- _Task to complete_: Write out each record below exactly as it appears, with no pictures.

==================================================

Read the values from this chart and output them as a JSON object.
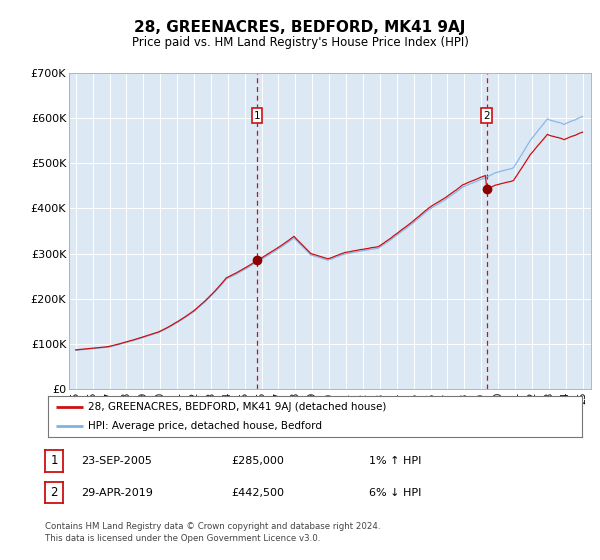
{
  "title": "28, GREENACRES, BEDFORD, MK41 9AJ",
  "subtitle": "Price paid vs. HM Land Registry's House Price Index (HPI)",
  "plot_bg_color": "#dde8f5",
  "legend_line1": "28, GREENACRES, BEDFORD, MK41 9AJ (detached house)",
  "legend_line2": "HPI: Average price, detached house, Bedford",
  "transaction1_date": "23-SEP-2005",
  "transaction1_price": "£285,000",
  "transaction1_hpi": "1% ↑ HPI",
  "transaction2_date": "29-APR-2019",
  "transaction2_price": "£442,500",
  "transaction2_hpi": "6% ↓ HPI",
  "footer": "Contains HM Land Registry data © Crown copyright and database right 2024.\nThis data is licensed under the Open Government Licence v3.0.",
  "ylim": [
    0,
    700000
  ],
  "yticks": [
    0,
    100000,
    200000,
    300000,
    400000,
    500000,
    600000,
    700000
  ],
  "ytick_labels": [
    "£0",
    "£100K",
    "£200K",
    "£300K",
    "£400K",
    "£500K",
    "£600K",
    "£700K"
  ],
  "hpi_color": "#7fb3e8",
  "price_color": "#cc1111",
  "marker1_x": 2005.73,
  "marker1_y": 285000,
  "marker2_x": 2019.33,
  "marker2_y": 442500,
  "vline1_x": 2005.73,
  "vline2_x": 2019.33,
  "xmin": 1995,
  "xmax": 2025
}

==================================================

- _Solved problem_:
Read the values from this chart and output them as a JSON object.
{
  "title": "28, GREENACRES, BEDFORD, MK41 9AJ",
  "subtitle": "Price paid vs. HM Land Registry's House Price Index (HPI)",
  "plot_bg_color": "#dde8f5",
  "legend_line1": "28, GREENACRES, BEDFORD, MK41 9AJ (detached house)",
  "legend_line2": "HPI: Average price, detached house, Bedford",
  "transaction1_date": "23-SEP-2005",
  "transaction1_price": "£285,000",
  "transaction1_hpi": "1% ↑ HPI",
  "transaction2_date": "29-APR-2019",
  "transaction2_price": "£442,500",
  "transaction2_hpi": "6% ↓ HPI",
  "footer": "Contains HM Land Registry data © Crown copyright and database right 2024.\nThis data is licensed under the Open Government Licence v3.0.",
  "ylim": [
    0,
    700000
  ],
  "yticks": [
    0,
    100000,
    200000,
    300000,
    400000,
    500000,
    600000,
    700000
  ],
  "ytick_labels": [
    "£0",
    "£100K",
    "£200K",
    "£300K",
    "£400K",
    "£500K",
    "£600K",
    "£700K"
  ],
  "hpi_color": "#7fb3e8",
  "price_color": "#cc1111",
  "marker1_x": 2005.73,
  "marker1_y": 285000,
  "marker2_x": 2019.33,
  "marker2_y": 442500,
  "vline1_x": 2005.73,
  "vline2_x": 2019.33,
  "xmin": 1995,
  "xmax": 2025
}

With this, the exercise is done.